(Records of where elements appear)
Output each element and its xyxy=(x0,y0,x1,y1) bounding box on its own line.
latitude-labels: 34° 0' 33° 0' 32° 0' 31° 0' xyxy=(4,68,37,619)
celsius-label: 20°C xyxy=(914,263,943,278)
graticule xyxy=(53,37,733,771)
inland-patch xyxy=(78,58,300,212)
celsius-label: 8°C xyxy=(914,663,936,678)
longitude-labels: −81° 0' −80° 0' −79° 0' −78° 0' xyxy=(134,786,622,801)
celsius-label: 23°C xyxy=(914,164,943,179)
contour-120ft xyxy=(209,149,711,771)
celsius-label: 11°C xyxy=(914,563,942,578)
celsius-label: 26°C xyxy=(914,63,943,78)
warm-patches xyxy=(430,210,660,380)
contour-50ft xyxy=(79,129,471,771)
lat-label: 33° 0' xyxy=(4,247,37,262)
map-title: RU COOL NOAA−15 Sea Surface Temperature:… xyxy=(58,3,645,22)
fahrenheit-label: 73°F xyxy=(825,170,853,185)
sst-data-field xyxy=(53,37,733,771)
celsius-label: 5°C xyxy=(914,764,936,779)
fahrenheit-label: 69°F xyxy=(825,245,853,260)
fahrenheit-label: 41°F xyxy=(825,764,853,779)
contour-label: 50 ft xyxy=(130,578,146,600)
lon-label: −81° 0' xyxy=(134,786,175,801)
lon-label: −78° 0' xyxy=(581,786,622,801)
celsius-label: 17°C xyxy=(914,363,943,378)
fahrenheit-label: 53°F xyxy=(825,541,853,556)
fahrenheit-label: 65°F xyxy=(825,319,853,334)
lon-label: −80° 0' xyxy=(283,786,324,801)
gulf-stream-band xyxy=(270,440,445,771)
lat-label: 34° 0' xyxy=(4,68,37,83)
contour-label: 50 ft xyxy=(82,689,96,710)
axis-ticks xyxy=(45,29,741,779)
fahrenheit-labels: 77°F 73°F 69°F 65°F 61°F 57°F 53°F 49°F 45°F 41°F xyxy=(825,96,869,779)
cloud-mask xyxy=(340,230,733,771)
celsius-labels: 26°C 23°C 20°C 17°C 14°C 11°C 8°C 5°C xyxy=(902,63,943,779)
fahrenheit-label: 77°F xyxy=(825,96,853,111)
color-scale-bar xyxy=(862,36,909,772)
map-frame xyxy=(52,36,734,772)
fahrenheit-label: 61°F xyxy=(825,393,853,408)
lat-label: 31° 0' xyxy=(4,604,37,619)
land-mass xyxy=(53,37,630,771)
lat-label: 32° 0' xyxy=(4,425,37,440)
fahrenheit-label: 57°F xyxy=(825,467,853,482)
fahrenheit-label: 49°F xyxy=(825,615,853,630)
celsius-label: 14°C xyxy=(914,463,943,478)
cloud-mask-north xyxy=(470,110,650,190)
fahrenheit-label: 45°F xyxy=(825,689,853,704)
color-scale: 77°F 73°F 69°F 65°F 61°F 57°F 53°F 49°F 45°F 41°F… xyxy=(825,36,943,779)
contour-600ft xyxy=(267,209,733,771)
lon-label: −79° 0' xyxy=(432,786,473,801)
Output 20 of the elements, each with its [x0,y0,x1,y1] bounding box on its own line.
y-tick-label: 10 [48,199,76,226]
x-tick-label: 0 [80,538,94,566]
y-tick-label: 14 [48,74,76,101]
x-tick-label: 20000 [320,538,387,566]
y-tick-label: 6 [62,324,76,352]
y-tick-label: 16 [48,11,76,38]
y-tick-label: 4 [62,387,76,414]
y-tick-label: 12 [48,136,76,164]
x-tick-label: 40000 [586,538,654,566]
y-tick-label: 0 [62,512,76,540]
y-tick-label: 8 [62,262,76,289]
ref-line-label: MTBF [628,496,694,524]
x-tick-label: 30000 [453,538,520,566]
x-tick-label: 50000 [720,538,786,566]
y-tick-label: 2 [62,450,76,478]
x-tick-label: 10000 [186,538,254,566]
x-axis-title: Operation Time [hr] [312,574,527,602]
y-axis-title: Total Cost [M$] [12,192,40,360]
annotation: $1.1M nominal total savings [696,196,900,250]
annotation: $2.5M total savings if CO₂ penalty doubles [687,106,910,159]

* [EXERCISE DESCRIPTION]: Can you format the records above as a numbered list, leaving out the blank lines?

* [FINISHED ANSWER]:
1. Output each element and its xyxy=(x0,y0,x1,y1) bounding box on its own line.
2. latitude-labels: 34° 0' 33° 0' 32° 0' 31° 0' xyxy=(4,68,37,619)
3. celsius-label: 20°C xyxy=(914,263,943,278)
4. graticule xyxy=(53,37,733,771)
5. inland-patch xyxy=(78,58,300,212)
6. celsius-label: 8°C xyxy=(914,663,936,678)
7. longitude-labels: −81° 0' −80° 0' −79° 0' −78° 0' xyxy=(134,786,622,801)
8. celsius-label: 23°C xyxy=(914,164,943,179)
9. contour-120ft xyxy=(209,149,711,771)
10. celsius-label: 11°C xyxy=(914,563,942,578)
11. celsius-label: 26°C xyxy=(914,63,943,78)
12. warm-patches xyxy=(430,210,660,380)
13. contour-50ft xyxy=(79,129,471,771)
14. lat-label: 33° 0' xyxy=(4,247,37,262)
15. map-title: RU COOL NOAA−15 Sea Surface Temperature:… xyxy=(58,3,645,22)
16. fahrenheit-label: 73°F xyxy=(825,170,853,185)
17. sst-data-field xyxy=(53,37,733,771)
18. celsius-label: 5°C xyxy=(914,764,936,779)
19. fahrenheit-label: 69°F xyxy=(825,245,853,260)
20. fahrenheit-label: 41°F xyxy=(825,764,853,779)
21. contour-label: 50 ft xyxy=(130,578,146,600)
22. lon-label: −81° 0' xyxy=(134,786,175,801)
23. lon-label: −78° 0' xyxy=(581,786,622,801)
24. celsius-label: 17°C xyxy=(914,363,943,378)
25. fahrenheit-label: 53°F xyxy=(825,541,853,556)
26. fahrenheit-label: 65°F xyxy=(825,319,853,334)
27. lon-label: −80° 0' xyxy=(283,786,324,801)
28. gulf-stream-band xyxy=(270,440,445,771)
29. lat-label: 34° 0' xyxy=(4,68,37,83)
30. contour-label: 50 ft xyxy=(82,689,96,710)
31. axis-ticks xyxy=(45,29,741,779)
32. fahrenheit-labels: 77°F 73°F 69°F 65°F 61°F 57°F 53°F 49°F 45°F 41°F xyxy=(825,96,869,779)
33. cloud-mask xyxy=(340,230,733,771)
34. celsius-labels: 26°C 23°C 20°C 17°C 14°C 11°C 8°C 5°C xyxy=(902,63,943,779)
35. fahrenheit-label: 77°F xyxy=(825,96,853,111)
36. color-scale-bar xyxy=(862,36,909,772)
37. map-frame xyxy=(52,36,734,772)
38. fahrenheit-label: 61°F xyxy=(825,393,853,408)
39. lat-label: 31° 0' xyxy=(4,604,37,619)
40. land-mass xyxy=(53,37,630,771)
41. lat-label: 32° 0' xyxy=(4,425,37,440)
42. fahrenheit-label: 57°F xyxy=(825,467,853,482)
43. fahrenheit-label: 49°F xyxy=(825,615,853,630)
44. celsius-label: 14°C xyxy=(914,463,943,478)
45. cloud-mask-north xyxy=(470,110,650,190)
46. fahrenheit-label: 45°F xyxy=(825,689,853,704)
47. color-scale: 77°F 73°F 69°F 65°F 61°F 57°F 53°F 49°F 45°F 41°F… xyxy=(825,36,943,779)
48. contour-600ft xyxy=(267,209,733,771)
49. lon-label: −79° 0' xyxy=(432,786,473,801)
50. Output 20 of the elements, each with its [x0,y0,x1,y1] bounding box on its own line.
51. y-tick-label: 10 [48,199,76,226]
52. x-tick-label: 0 [80,538,94,566]
53. y-tick-label: 14 [48,74,76,101]
54. x-tick-label: 20000 [320,538,387,566]
55. y-tick-label: 6 [62,324,76,352]
56. y-tick-label: 16 [48,11,76,38]
57. y-tick-label: 4 [62,387,76,414]
58. y-tick-label: 12 [48,136,76,164]
59. x-tick-label: 40000 [586,538,654,566]
60. y-tick-label: 0 [62,512,76,540]
61. y-tick-label: 8 [62,262,76,289]
62. ref-line-label: MTBF [628,496,694,524]
63. x-tick-label: 30000 [453,538,520,566]
64. x-tick-label: 50000 [720,538,786,566]
65. y-tick-label: 2 [62,450,76,478]
66. x-tick-label: 10000 [186,538,254,566]
67. x-axis-title: Operation Time [hr] [312,574,527,602]
68. y-axis-title: Total Cost [M$] [12,192,40,360]
69. annotation: $1.1M nominal total savings [696,196,900,250]
70. annotation: $2.5M total savings if CO₂ penalty doubles [687,106,910,159]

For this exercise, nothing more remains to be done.